→ PAGE TEXT
*** Block opens ***

Smoking is the process of flavoring, cooking, or preserving food by exposing it to the smoke from burning or smoldering plant materials, most often wood. Meats and fish are the most common smoked foods, though cheeses, vegetables, and ingredients used to make beverages such as whisky, Rauchbier and lapsang souchong tea are also smoked.
In Europe, alder is the traditional smoking wood, but oak is more often used now, and beech to a lesser extent. In North America, hickory, mesquite, oak, pecan, alder, maple, and fruit-tree woods, such as apple, cherry and plum, are commonly used for smoking.
Historically, farms in the western world included a small building termed the smokehouse, where meats could be smoked and stored. This was generally wellseparated from other buildings both because of the fire danger and because of the smoke emanations.
Cold smoking can be used as a flavor enhancer for items such as chicken breasts, beef, pork chops, salmon, scallops, and steak. The item can be cold smoked for just long enough to give some flavor. Some cold smoked foods are baked, grilled, roasted, or sautéed before eating. Smokehouse temperatures for cold smoking are below 100 °F (38 °C). In this temperature range, foods take on a smoked flavor, but remain relatively moist.
Cold smoking does not cook foods.
Hot smoking exposes the foods to smoke and heat in a controlled environment.
Although foods that have been hot smoked are often reheated or cooked, they are typically safe to eat without further cooking. Hams and ham hocks are fully cooked once they are properly smoked. Hot smoking occurs within the range of 165 °F (74 °C) to 185 °F (85 °C). Within this temperature range, foods are fully cooked, moist, and flavorful. If the smoker is allowed to get hotter than 185 °F (85 °C), the foods will shrink excessively, buckle, or even split. Smoking at high temperatures also reduces yield, as both moisture and fat are "cooked" away.

*** Block closes ***

→ EXERCISE 1
Do these statements agree with the text on smoking food? Answer yes or no for each and quote the words that decide it. (a) Cold smoking cooks foods. (b) Alder is the traditional smoking wood in Europe. (c) Hot smoking occurs between 165 °F and 185 °F.
→ EXERCISE 2
According to the text on smoking food, what are smokehouse temperatures for cold smoking?
→ EXERCISE 3
From the text on smoking food, reproduce everything from "Cold smoking can" down to "a controlled environment.".

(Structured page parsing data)
*** Block opens ***

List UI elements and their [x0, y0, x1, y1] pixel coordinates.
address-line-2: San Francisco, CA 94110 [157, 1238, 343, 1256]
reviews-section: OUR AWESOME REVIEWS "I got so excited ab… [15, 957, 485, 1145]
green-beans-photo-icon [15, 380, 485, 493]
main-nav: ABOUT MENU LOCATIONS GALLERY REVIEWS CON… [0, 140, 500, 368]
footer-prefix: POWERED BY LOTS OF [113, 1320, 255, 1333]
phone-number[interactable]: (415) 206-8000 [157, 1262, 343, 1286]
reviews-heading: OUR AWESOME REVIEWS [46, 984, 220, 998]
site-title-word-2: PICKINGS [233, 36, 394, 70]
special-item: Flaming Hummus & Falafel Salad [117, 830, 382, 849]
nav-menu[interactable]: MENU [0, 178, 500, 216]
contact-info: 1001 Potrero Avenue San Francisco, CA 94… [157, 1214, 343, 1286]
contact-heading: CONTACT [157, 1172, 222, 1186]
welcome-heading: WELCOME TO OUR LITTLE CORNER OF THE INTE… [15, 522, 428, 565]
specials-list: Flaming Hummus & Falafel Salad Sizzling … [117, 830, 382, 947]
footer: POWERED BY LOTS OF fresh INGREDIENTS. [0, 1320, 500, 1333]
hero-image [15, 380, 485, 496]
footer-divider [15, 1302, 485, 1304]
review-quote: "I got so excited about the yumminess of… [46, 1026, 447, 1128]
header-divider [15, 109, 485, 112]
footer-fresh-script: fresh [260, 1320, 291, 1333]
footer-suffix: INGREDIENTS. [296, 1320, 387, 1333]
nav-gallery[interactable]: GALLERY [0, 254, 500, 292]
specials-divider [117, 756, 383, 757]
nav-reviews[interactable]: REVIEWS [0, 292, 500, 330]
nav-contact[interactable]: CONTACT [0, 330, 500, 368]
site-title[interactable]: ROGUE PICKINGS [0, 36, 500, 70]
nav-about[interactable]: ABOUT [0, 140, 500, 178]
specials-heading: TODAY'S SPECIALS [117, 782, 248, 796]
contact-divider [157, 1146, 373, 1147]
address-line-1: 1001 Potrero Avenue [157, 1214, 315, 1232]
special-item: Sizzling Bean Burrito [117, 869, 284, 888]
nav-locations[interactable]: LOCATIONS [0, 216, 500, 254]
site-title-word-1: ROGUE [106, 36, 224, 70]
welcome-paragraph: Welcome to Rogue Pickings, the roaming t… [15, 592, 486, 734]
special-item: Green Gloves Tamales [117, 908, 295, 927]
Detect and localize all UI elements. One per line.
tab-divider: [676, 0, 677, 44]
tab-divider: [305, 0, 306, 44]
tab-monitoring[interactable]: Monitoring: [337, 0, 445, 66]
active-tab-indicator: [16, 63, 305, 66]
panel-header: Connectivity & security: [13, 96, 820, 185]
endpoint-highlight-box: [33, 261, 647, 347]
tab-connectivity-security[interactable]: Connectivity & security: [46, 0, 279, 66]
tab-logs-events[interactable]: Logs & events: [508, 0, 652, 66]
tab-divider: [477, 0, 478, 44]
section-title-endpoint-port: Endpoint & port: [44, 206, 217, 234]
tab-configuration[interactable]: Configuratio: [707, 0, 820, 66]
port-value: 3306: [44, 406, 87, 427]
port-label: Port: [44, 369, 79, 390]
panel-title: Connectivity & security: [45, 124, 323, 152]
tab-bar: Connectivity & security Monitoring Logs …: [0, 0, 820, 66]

*** Block closes ***

→ TASK RESULT 1
(a) No: "Cold smoking does not cook foods."
(b) Yes: "In Europe, alder is the traditional smoking wood"
(c) Yes: "Hot smoking occurs within the range of 165 °F (74 °C) to 185 °F (85 °C)."

→ TASK RESULT 2
Below 100 °F (38 °C).

→ TASK RESULT 3
Cold smoking can be used as a flavor enhancer for items such as chicken breasts, beef, pork chops, salmon, scallops, and steak. The item can be cold smoked for just long enough to give some flavor. Some cold smoked foods are baked, grilled, roasted, or sautéed before eating. Smokehouse temperatures for cold smoking are below 100 °F (38 °C). In this temperature range, foods take on a smoked flavor, but remain relatively moist.
Cold smoking does not cook foods.
Hot smoking exposes the foods to smoke and heat in a controlled environment.